▶ **Task requirements**
1. For each statement (a), (b), and (c), state whether it agrees with the ethylene passage, answering yes or no and quoting the exact words of the passage that decide it.
(a) The system converts renewable energy, water, and CO2 into ethylene under normal conditions.
(b) Sargent and his team published their research paper in the journal Nature.
(c) Electricity, water, and CO2 gas meet on the surface of the catalyst.
2. Write the next part of the ethylene passage, beginning after its final sentence.

▶ **Document extract**

Researchers from the University of Toronto Engineering and the California Institute of Technology have come up with an improved and new system. The use of the system is for efficient conversion of renewable energy, water, and CO2 into ethylene, under normal conditions. Ethylene is a forerunner to a wide array of plastic products, from synthetic fabrics to medical devices. This system comes with the capacity to provide a carbon-neutral pathway for a chemical commonly used. Additionally, it improves the storage capacity of surplus renewable energy and waste carbon
The New System Aims to Produce Ethylene at a Much Lower Cost
According to the lead of the project, Professor Ted Sargent from the University of Toronto Engineering – CO2 has extremely low economic value. As such, this reduces its attractiveness even before it makes an entry into the atmosphere. However, its economic value changes on transforming into ethylene. Meanwhile, ethylene finds extensive use as an industrial product worldwide. Therefore, renewable ethylene offers a route to the displacement of fossil fuels, which are currently the main main feedstock of ethylene.
Sargent and his team had last year published a research paper in Science, an academic journal. In the paper, the team elaborated on the use of electrolyzer – a device that drives chemical reaction powered by electricity. In this system, the three main reactants namely electricity, water and CO2 gas all come together on the surface of catalyst.

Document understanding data

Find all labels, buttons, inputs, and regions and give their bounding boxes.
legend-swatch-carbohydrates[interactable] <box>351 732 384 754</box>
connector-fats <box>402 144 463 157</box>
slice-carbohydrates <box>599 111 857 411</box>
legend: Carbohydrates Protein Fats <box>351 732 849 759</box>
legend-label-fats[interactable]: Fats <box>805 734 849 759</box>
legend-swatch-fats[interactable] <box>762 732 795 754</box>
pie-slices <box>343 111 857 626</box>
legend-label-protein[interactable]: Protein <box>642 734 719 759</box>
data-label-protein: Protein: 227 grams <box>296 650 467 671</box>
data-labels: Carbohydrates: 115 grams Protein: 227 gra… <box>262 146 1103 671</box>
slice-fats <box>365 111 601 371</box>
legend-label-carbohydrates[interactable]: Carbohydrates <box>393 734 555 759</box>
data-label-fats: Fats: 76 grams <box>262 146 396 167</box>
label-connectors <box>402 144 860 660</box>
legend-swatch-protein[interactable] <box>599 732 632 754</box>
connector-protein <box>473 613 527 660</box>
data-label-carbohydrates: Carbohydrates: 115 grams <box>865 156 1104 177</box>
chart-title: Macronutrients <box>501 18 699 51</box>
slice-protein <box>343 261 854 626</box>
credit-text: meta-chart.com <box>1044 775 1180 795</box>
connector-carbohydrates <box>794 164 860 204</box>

▶ **Results for each task**
1.
(a) Yes: "efficient conversion of renewable energy, water, and CO2 into ethylene, under normal conditions"
(b) No: "had last year published a research paper in Science, an academic journal"
(c) Yes: "the three main reactants namely electricity, water and CO2 gas all come together on the surface of catalyst"

2.
The new device has come up as a breakthrough for the research team. However, there exists still a lot of room for improvement. In the latest version, the catalyst is further modified in an attempt to improve the performance of the system and reduce its cost of operation. This research work was published in the renowned journal, Nature.
In this research work, professor Sargent’s team worked with chemistry professors of the California Institute of Technology. The chemistry professors were Theodor Agapie and Jonas C. Peters. The research work that they published focused on a class of molecules called arylpyridiniums. The study suggested that the addition of these chemicals to the catalyst could assist in the production of ethylene.